[Dataset entries]
§ §

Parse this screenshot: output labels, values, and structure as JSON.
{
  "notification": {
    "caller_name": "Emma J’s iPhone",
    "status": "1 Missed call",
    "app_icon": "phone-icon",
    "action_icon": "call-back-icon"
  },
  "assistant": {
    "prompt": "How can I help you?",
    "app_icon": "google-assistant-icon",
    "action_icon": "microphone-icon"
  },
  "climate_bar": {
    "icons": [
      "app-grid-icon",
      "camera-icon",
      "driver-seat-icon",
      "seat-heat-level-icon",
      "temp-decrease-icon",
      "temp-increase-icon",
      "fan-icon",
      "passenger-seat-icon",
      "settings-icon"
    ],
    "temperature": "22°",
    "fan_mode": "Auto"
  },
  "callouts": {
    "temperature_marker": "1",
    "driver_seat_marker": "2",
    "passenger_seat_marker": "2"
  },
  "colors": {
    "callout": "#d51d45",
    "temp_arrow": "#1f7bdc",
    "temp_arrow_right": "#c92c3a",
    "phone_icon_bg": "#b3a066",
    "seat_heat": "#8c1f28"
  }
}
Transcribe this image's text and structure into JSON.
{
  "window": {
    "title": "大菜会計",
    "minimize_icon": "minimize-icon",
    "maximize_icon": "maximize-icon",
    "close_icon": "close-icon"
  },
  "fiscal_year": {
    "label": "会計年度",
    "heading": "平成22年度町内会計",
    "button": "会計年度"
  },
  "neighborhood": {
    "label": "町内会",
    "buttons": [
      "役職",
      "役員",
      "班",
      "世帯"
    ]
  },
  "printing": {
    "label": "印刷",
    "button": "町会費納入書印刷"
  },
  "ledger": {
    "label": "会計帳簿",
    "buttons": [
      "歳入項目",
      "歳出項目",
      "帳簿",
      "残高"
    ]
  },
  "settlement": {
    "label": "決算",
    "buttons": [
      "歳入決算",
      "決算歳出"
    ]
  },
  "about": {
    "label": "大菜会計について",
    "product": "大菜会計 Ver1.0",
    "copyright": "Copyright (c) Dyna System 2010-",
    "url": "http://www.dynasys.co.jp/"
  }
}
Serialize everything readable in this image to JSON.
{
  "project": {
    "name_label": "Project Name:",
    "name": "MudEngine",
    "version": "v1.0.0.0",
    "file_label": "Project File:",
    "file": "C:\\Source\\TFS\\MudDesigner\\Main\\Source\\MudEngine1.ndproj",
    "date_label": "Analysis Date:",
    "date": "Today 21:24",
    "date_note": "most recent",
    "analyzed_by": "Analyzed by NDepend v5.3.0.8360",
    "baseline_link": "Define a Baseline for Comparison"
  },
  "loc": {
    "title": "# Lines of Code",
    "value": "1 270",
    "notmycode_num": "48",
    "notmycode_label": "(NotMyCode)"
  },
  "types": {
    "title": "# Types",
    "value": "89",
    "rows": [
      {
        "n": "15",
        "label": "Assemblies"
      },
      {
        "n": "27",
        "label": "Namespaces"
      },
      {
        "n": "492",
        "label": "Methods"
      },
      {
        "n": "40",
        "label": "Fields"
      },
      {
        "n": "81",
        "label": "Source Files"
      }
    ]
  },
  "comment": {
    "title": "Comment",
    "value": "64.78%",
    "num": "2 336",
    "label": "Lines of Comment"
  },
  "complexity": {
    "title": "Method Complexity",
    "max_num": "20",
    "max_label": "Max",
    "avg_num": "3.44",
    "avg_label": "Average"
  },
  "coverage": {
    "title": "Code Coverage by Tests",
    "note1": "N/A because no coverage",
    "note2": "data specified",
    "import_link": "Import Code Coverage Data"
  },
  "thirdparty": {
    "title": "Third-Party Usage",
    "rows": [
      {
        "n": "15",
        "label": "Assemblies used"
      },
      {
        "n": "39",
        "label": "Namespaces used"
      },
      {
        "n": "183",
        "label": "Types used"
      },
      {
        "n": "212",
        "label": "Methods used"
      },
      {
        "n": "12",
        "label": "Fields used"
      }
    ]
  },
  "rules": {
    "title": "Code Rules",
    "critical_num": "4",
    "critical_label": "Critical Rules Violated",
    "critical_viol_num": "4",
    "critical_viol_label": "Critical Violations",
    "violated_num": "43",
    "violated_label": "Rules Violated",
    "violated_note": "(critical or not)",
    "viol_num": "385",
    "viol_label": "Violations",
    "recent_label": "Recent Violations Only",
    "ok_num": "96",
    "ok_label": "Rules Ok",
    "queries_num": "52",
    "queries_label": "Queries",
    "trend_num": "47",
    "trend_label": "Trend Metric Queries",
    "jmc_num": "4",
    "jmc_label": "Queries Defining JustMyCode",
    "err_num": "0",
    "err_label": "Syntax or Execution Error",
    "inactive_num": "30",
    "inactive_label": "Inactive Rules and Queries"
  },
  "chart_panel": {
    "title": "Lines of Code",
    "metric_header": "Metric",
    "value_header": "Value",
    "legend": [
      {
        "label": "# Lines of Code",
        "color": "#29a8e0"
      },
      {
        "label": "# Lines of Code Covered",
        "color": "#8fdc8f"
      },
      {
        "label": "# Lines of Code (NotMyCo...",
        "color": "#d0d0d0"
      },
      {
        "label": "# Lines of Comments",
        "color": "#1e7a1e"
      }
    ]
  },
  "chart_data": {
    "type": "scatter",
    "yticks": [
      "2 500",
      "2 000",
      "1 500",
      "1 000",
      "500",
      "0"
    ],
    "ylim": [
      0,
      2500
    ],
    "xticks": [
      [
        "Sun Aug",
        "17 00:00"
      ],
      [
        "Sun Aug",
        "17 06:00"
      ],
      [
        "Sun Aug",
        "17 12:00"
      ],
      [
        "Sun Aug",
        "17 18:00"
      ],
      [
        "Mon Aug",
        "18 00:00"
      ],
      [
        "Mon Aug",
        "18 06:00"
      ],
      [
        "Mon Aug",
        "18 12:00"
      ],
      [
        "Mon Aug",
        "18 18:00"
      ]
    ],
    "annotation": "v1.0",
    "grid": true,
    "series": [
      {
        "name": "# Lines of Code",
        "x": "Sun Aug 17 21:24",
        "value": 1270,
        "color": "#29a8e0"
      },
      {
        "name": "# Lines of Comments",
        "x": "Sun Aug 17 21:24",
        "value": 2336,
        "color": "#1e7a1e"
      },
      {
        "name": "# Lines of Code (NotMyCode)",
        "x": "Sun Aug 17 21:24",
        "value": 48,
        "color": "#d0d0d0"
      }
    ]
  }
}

§ §

WHAT TO PRODUCE: All of the material above needs to be copied exactly.

ANSWER TO THE EXERCISE:
Parse this screenshot: output labels, values, and structure as JSON.
{
  "notification": {
    "caller_name": "Emma J’s iPhone",
    "status": "1 Missed call",
    "app_icon": "phone-icon",
    "action_icon": "call-back-icon"
  },
  "assistant": {
    "prompt": "How can I help you?",
    "app_icon": "google-assistant-icon",
    "action_icon": "microphone-icon"
  },
  "climate_bar": {
    "icons": [
      "app-grid-icon",
      "camera-icon",
      "driver-seat-icon",
      "seat-heat-level-icon",
      "temp-decrease-icon",
      "temp-increase-icon",
      "fan-icon",
      "passenger-seat-icon",
      "settings-icon"
    ],
    "temperature": "22°",
    "fan_mode": "Auto"
  },
  "callouts": {
    "temperature_marker": "1",
    "driver_seat_marker": "2",
    "passenger_seat_marker": "2"
  },
  "colors": {
    "callout": "#d51d45",
    "temp_arrow": "#1f7bdc",
    "temp_arrow_right": "#c92c3a",
    "phone_icon_bg": "#b3a066",
    "seat_heat": "#8c1f28"
  }
}
Transcribe this image's text and structure into JSON.
{
  "window": {
    "title": "大菜会計",
    "minimize_icon": "minimize-icon",
    "maximize_icon": "maximize-icon",
    "close_icon": "close-icon"
  },
  "fiscal_year": {
    "label": "会計年度",
    "heading": "平成22年度町内会計",
    "button": "会計年度"
  },
  "neighborhood": {
    "label": "町内会",
    "buttons": [
      "役職",
      "役員",
      "班",
      "世帯"
    ]
  },
  "printing": {
    "label": "印刷",
    "button": "町会費納入書印刷"
  },
  "ledger": {
    "label": "会計帳簿",
    "buttons": [
      "歳入項目",
      "歳出項目",
      "帳簿",
      "残高"
    ]
  },
  "settlement": {
    "label": "決算",
    "buttons": [
      "歳入決算",
      "決算歳出"
    ]
  },
  "about": {
    "label": "大菜会計について",
    "product": "大菜会計 Ver1.0",
    "copyright": "Copyright (c) Dyna System 2010-",
    "url": "http://www.dynasys.co.jp/"
  }
}
Serialize everything readable in this image to JSON.
{
  "project": {
    "name_label": "Project Name:",
    "name": "MudEngine",
    "version": "v1.0.0.0",
    "file_label": "Project File:",
    "file": "C:\\Source\\TFS\\MudDesigner\\Main\\Source\\MudEngine1.ndproj",
    "date_label": "Analysis Date:",
    "date": "Today 21:24",
    "date_note": "most recent",
    "analyzed_by": "Analyzed by NDepend v5.3.0.8360",
    "baseline_link": "Define a Baseline for Comparison"
  },
  "loc": {
    "title": "# Lines of Code",
    "value": "1 270",
    "notmycode_num": "48",
    "notmycode_label": "(NotMyCode)"
  },
  "types": {
    "title": "# Types",
    "value": "89",
    "rows": [
      {
        "n": "15",
        "label": "Assemblies"
      },
      {
        "n": "27",
        "label": "Namespaces"
      },
      {
        "n": "492",
        "label": "Methods"
      },
      {
        "n": "40",
        "label": "Fields"
      },
      {
        "n": "81",
        "label": "Source Files"
      }
    ]
  },
  "comment": {
    "title": "Comment",
    "value": "64.78%",
    "num": "2 336",
    "label": "Lines of Comment"
  },
  "complexity": {
    "title": "Method Complexity",
    "max_num": "20",
    "max_label": "Max",
    "avg_num": "3.44",
    "avg_label": "Average"
  },
  "coverage": {
    "title": "Code Coverage by Tests",
    "note1": "N/A because no coverage",
    "note2": "data specified",
    "import_link": "Import Code Coverage Data"
  },
  "thirdparty": {
    "title": "Third-Party Usage",
    "rows": [
      {
        "n": "15",
        "label": "Assemblies used"
      },
      {
        "n": "39",
        "label": "Namespaces used"
      },
      {
        "n": "183",
        "label": "Types used"
      },
      {
        "n": "212",
        "label": "Methods used"
      },
      {
        "n": "12",
        "label": "Fields used"
      }
    ]
  },
  "rules": {
    "title": "Code Rules",
    "critical_num": "4",
    "critical_label": "Critical Rules Violated",
    "critical_viol_num": "4",
    "critical_viol_label": "Critical Violations",
    "violated_num": "43",
    "violated_label": "Rules Violated",
    "violated_note": "(critical or not)",
    "viol_num": "385",
    "viol_label": "Violations",
    "recent_label": "Recent Violations Only",
    "ok_num": "96",
    "ok_label": "Rules Ok",
    "queries_num": "52",
    "queries_label": "Queries",
    "trend_num": "47",
    "trend_label": "Trend Metric Queries",
    "jmc_num": "4",
    "jmc_label": "Queries Defining JustMyCode",
    "err_num": "0",
    "err_label": "Syntax or Execution Error",
    "inactive_num": "30",
    "inactive_label": "Inactive Rules and Queries"
  },
  "chart_panel": {
    "title": "Lines of Code",
    "metric_header": "Metric",
    "value_header": "Value",
    "legend": [
      {
        "label": "# Lines of Code",
        "color": "#29a8e0"
      },
      {
        "label": "# Lines of Code Covered",
        "color": "#8fdc8f"
      },
      {
        "label": "# Lines of Code (NotMyCo...",
        "color": "#d0d0d0"
      },
      {
        "label": "# Lines of Comments",
        "color": "#1e7a1e"
      }
    ]
  },
  "chart_data": {
    "type": "scatter",
    "yticks": [
      "2 500",
      "2 000",
      "1 500",
      "1 000",
      "500",
      "0"
    ],
    "ylim": [
      0,
      2500
    ],
    "xticks": [
      [
        "Sun Aug",
        "17 00:00"
      ],
      [
        "Sun Aug",
        "17 06:00"
      ],
      [
        "Sun Aug",
        "17 12:00"
      ],
      [
        "Sun Aug",
        "17 18:00"
      ],
      [
        "Mon Aug",
        "18 00:00"
      ],
      [
        "Mon Aug",
        "18 06:00"
      ],
      [
        "Mon Aug",
        "18 12:00"
      ],
      [
        "Mon Aug",
        "18 18:00"
      ]
    ],
    "annotation": "v1.0",
    "grid": true,
    "series": [
      {
        "name": "# Lines of Code",
        "x": "Sun Aug 17 21:24",
        "value": 1270,
        "color": "#29a8e0"
      },
      {
        "name": "# Lines of Comments",
        "x": "Sun Aug 17 21:24",
        "value": 2336,
        "color": "#1e7a1e"
      },
      {
        "name": "# Lines of Code (NotMyCode)",
        "x": "Sun Aug 17 21:24",
        "value": 48,
        "color": "#d0d0d0"
      }
    ]
  }
}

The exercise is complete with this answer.